[Collected data entries]
────────────────────────────────────────
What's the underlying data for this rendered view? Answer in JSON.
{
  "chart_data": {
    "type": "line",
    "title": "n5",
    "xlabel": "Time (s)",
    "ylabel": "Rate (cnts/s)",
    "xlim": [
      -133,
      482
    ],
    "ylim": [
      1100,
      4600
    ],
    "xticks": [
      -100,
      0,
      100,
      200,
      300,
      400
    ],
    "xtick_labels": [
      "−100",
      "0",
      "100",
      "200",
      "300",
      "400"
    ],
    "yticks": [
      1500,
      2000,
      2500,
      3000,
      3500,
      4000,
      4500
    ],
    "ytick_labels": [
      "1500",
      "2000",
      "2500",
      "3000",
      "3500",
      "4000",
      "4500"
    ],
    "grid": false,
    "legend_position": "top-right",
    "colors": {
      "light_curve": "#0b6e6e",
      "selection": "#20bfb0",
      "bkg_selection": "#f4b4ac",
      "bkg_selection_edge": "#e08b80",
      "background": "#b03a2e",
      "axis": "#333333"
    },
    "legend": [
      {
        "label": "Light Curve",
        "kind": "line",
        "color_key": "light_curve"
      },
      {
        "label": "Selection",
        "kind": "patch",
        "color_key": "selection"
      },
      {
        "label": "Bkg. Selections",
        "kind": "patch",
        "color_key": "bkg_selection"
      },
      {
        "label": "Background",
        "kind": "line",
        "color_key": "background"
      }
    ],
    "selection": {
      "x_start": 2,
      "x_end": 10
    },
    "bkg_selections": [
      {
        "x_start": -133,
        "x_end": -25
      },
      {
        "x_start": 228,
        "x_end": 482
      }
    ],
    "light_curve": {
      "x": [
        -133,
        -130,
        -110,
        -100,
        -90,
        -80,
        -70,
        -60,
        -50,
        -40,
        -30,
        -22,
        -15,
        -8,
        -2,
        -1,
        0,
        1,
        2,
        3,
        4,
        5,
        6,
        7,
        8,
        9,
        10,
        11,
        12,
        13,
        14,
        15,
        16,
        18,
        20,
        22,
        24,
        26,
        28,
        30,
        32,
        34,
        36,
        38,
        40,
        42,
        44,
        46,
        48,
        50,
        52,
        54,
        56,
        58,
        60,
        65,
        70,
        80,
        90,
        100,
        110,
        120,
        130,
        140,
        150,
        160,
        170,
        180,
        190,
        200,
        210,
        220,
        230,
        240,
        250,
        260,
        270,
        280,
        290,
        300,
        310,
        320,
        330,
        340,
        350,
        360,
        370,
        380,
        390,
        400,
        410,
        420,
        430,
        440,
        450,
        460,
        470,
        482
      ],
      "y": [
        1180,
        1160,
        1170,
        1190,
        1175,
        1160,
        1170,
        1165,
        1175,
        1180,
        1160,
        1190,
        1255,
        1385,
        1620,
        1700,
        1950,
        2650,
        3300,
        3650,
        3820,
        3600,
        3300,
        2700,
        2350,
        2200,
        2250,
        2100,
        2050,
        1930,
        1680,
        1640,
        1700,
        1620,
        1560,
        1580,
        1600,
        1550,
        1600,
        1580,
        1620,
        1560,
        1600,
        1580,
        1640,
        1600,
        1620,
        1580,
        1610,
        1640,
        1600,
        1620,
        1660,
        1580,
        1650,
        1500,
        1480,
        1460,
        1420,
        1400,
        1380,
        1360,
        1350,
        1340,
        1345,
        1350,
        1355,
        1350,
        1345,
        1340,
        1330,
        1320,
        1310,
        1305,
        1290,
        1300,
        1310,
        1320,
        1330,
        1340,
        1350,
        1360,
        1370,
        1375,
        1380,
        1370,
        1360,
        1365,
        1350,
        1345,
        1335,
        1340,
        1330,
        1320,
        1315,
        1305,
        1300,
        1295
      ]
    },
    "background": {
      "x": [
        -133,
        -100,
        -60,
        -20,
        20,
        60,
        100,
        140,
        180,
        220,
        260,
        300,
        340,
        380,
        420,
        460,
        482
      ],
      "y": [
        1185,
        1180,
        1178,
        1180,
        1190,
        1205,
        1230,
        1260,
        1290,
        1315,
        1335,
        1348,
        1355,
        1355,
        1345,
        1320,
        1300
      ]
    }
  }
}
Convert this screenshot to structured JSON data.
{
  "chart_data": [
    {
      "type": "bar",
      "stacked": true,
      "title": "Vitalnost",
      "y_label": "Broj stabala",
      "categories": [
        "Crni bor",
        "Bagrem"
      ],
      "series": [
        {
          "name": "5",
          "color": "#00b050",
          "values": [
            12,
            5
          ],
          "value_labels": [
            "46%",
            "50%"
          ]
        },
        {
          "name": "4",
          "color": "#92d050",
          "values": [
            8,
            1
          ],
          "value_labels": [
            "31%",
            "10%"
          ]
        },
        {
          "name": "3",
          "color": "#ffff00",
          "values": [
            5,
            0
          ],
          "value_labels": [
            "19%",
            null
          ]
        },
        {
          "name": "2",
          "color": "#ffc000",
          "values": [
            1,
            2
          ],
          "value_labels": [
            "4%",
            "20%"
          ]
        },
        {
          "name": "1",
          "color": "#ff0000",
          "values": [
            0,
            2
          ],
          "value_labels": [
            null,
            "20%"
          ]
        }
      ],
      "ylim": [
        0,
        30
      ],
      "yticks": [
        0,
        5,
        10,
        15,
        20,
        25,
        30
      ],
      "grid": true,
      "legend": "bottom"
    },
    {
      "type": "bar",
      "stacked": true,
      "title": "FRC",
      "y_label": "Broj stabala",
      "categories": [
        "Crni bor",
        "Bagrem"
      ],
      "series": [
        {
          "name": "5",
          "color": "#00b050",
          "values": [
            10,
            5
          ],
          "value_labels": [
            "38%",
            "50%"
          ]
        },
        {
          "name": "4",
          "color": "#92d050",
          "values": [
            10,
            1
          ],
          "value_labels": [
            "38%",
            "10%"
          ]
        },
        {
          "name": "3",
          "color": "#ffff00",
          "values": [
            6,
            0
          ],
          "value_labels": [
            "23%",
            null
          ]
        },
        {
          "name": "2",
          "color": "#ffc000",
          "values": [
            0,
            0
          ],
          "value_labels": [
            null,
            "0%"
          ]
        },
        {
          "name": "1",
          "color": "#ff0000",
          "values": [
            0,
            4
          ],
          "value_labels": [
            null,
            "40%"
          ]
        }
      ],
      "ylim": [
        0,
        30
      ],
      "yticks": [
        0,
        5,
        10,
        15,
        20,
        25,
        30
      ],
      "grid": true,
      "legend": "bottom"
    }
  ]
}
────────────────────────────────────────
▶ WHAT YOU ARE ASKED TO DO
Go back to the listing above and please repeat it exactly.

▶ OUTPUT
What's the underlying data for this rendered view? Answer in JSON.
{
  "chart_data": {
    "type": "line",
    "title": "n5",
    "xlabel": "Time (s)",
    "ylabel": "Rate (cnts/s)",
    "xlim": [
      -133,
      482
    ],
    "ylim": [
      1100,
      4600
    ],
    "xticks": [
      -100,
      0,
      100,
      200,
      300,
      400
    ],
    "xtick_labels": [
      "−100",
      "0",
      "100",
      "200",
      "300",
      "400"
    ],
    "yticks": [
      1500,
      2000,
      2500,
      3000,
      3500,
      4000,
      4500
    ],
    "ytick_labels": [
      "1500",
      "2000",
      "2500",
      "3000",
      "3500",
      "4000",
      "4500"
    ],
    "grid": false,
    "legend_position": "top-right",
    "colors": {
      "light_curve": "#0b6e6e",
      "selection": "#20bfb0",
      "bkg_selection": "#f4b4ac",
      "bkg_selection_edge": "#e08b80",
      "background": "#b03a2e",
      "axis": "#333333"
    },
    "legend": [
      {
        "label": "Light Curve",
        "kind": "line",
        "color_key": "light_curve"
      },
      {
        "label": "Selection",
        "kind": "patch",
        "color_key": "selection"
      },
      {
        "label": "Bkg. Selections",
        "kind": "patch",
        "color_key": "bkg_selection"
      },
      {
        "label": "Background",
        "kind": "line",
        "color_key": "background"
      }
    ],
    "selection": {
      "x_start": 2,
      "x_end": 10
    },
    "bkg_selections": [
      {
        "x_start": -133,
        "x_end": -25
      },
      {
        "x_start": 228,
        "x_end": 482
      }
    ],
    "light_curve": {
      "x": [
        -133,
        -130,
        -110,
        -100,
        -90,
        -80,
        -70,
        -60,
        -50,
        -40,
        -30,
        -22,
        -15,
        -8,
        -2,
        -1,
        0,
        1,
        2,
        3,
        4,
        5,
        6,
        7,
        8,
        9,
        10,
        11,
        12,
        13,
        14,
        15,
        16,
        18,
        20,
        22,
        24,
        26,
        28,
        30,
        32,
        34,
        36,
        38,
        40,
        42,
        44,
        46,
        48,
        50,
        52,
        54,
        56,
        58,
        60,
        65,
        70,
        80,
        90,
        100,
        110,
        120,
        130,
        140,
        150,
        160,
        170,
        180,
        190,
        200,
        210,
        220,
        230,
        240,
        250,
        260,
        270,
        280,
        290,
        300,
        310,
        320,
        330,
        340,
        350,
        360,
        370,
        380,
        390,
        400,
        410,
        420,
        430,
        440,
        450,
        460,
        470,
        482
      ],
      "y": [
        1180,
        1160,
        1170,
        1190,
        1175,
        1160,
        1170,
        1165,
        1175,
        1180,
        1160,
        1190,
        1255,
        1385,
        1620,
        1700,
        1950,
        2650,
        3300,
        3650,
        3820,
        3600,
        3300,
        2700,
        2350,
        2200,
        2250,
        2100,
        2050,
        1930,
        1680,
        1640,
        1700,
        1620,
        1560,
        1580,
        1600,
        1550,
        1600,
        1580,
        1620,
        1560,
        1600,
        1580,
        1640,
        1600,
        1620,
        1580,
        1610,
        1640,
        1600,
        1620,
        1660,
        1580,
        1650,
        1500,
        1480,
        1460,
        1420,
        1400,
        1380,
        1360,
        1350,
        1340,
        1345,
        1350,
        1355,
        1350,
        1345,
        1340,
        1330,
        1320,
        1310,
        1305,
        1290,
        1300,
        1310,
        1320,
        1330,
        1340,
        1350,
        1360,
        1370,
        1375,
        1380,
        1370,
        1360,
        1365,
        1350,
        1345,
        1335,
        1340,
        1330,
        1320,
        1315,
        1305,
        1300,
        1295
      ]
    },
    "background": {
      "x": [
        -133,
        -100,
        -60,
        -20,
        20,
        60,
        100,
        140,
        180,
        220,
        260,
        300,
        340,
        380,
        420,
        460,
        482
      ],
      "y": [
        1185,
        1180,
        1178,
        1180,
        1190,
        1205,
        1230,
        1260,
        1290,
        1315,
        1335,
        1348,
        1355,
        1355,
        1345,
        1320,
        1300
      ]
    }
  }
}
Convert this screenshot to structured JSON data.
{
  "chart_data": [
    {
      "type": "bar",
      "stacked": true,
      "title": "Vitalnost",
      "y_label": "Broj stabala",
      "categories": [
        "Crni bor",
        "Bagrem"
      ],
      "series": [
        {
          "name": "5",
          "color": "#00b050",
          "values": [
            12,
            5
          ],
          "value_labels": [
            "46%",
            "50%"
          ]
        },
        {
          "name": "4",
          "color": "#92d050",
          "values": [
            8,
            1
          ],
          "value_labels": [
            "31%",
            "10%"
          ]
        },
        {
          "name": "3",
          "color": "#ffff00",
          "values": [
            5,
            0
          ],
          "value_labels": [
            "19%",
            null
          ]
        },
        {
          "name": "2",
          "color": "#ffc000",
          "values": [
            1,
            2
          ],
          "value_labels": [
            "4%",
            "20%"
          ]
        },
        {
          "name": "1",
          "color": "#ff0000",
          "values": [
            0,
            2
          ],
          "value_labels": [
            null,
            "20%"
          ]
        }
      ],
      "ylim": [
        0,
        30
      ],
      "yticks": [
        0,
        5,
        10,
        15,
        20,
        25,
        30
      ],
      "grid": true,
      "legend": "bottom"
    },
    {
      "type": "bar",
      "stacked": true,
      "title": "FRC",
      "y_label": "Broj stabala",
      "categories": [
        "Crni bor",
        "Bagrem"
      ],
      "series": [
        {
          "name": "5",
          "color": "#00b050",
          "values": [
            10,
            5
          ],
          "value_labels": [
            "38%",
            "50%"
          ]
        },
        {
          "name": "4",
          "color": "#92d050",
          "values": [
            10,
            1
          ],
          "value_labels": [
            "38%",
            "10%"
          ]
        },
        {
          "name": "3",
          "color": "#ffff00",
          "values": [
            6,
            0
          ],
          "value_labels": [
            "23%",
            null
          ]
        },
        {
          "name": "2",
          "color": "#ffc000",
          "values": [
            0,
            0
          ],
          "value_labels": [
            null,
            "0%"
          ]
        },
        {
          "name": "1",
          "color": "#ff0000",
          "values": [
            0,
            4
          ],
          "value_labels": [
            null,
            "40%"
          ]
        }
      ],
      "ylim": [
        0,
        30
      ],
      "yticks": [
        0,
        5,
        10,
        15,
        20,
        25,
        30
      ],
      "grid": true,
      "legend": "bottom"
    }
  ]
}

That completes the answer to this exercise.